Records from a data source
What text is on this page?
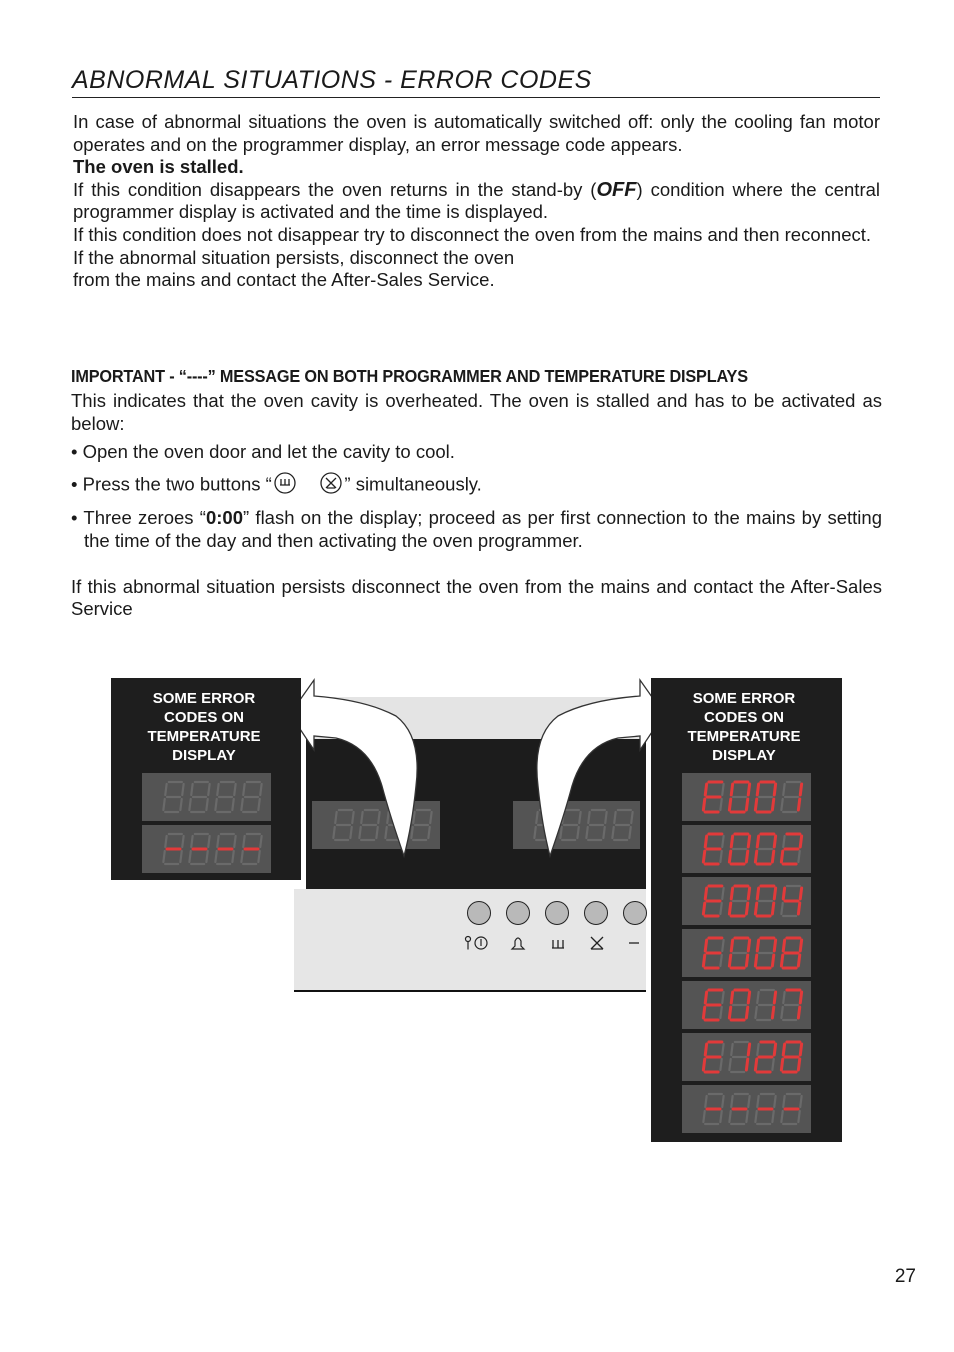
ABNORMAL SITUATIONS - ERROR CODES
In case of abnormal situations the oven is automatically switched off: only the cooling fan motor operates and on the programmer display, an error message code appears.
The oven is stalled.
If this condition disappears the oven returns in the stand-by (OFF) condition where the central programmer display is activated and the time is displayed.
If this condition does not disappear try to disconnect the oven from the mains and then reconnect.
If the abnormal situation persists, disconnect the oven
from the mains and contact the After-Sales Service.
IMPORTANT - “----” MESSAGE ON BOTH PROGRAMMER AND TEMPERATURE DISPLAYS
This indicates that the oven cavity is overheated. The oven is stalled and has to be activated as below:
• Open the oven door and let the cavity to cool.
• Press the two buttons “	” simultaneously.
• Three zeroes “0:00” flash on the display; proceed as per first connection to the mains by setting the time of the day and then activating the oven programmer.
If this abnormal situation persists disconnect the oven from the mains and contact the After-Sales Service
SOME ERROR
CODES ON
TEMPERATURE
DISPLAY
SOME ERROR
CODES ON
TEMPERATURE
DISPLAY
27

* YOUR OBJECTIVE: Copy the records above exactly, omitting every picture.

* TASK OUTPUT:
What text is on this page?
ABNORMAL SITUATIONS - ERROR CODES
In case of abnormal situations the oven is automatically switched off: only the cooling fan motor operates and on the programmer display, an error message code appears.
The oven is stalled.
If this condition disappears the oven returns in the stand-by (OFF) condition where the central programmer display is activated and the time is displayed.
If this condition does not disappear try to disconnect the oven from the mains and then reconnect.
If the abnormal situation persists, disconnect the oven
from the mains and contact the After-Sales Service.
IMPORTANT - “----” MESSAGE ON BOTH PROGRAMMER AND TEMPERATURE DISPLAYS
This indicates that the oven cavity is overheated. The oven is stalled and has to be activated as below:
• Open the oven door and let the cavity to cool.
• Press the two buttons “	” simultaneously.
• Three zeroes “0:00” flash on the display; proceed as per first connection to the mains by setting the time of the day and then activating the oven programmer.
If this abnormal situation persists disconnect the oven from the mains and contact the After-Sales Service
SOME ERROR
CODES ON
TEMPERATURE
DISPLAY
SOME ERROR
CODES ON
TEMPERATURE
DISPLAY
27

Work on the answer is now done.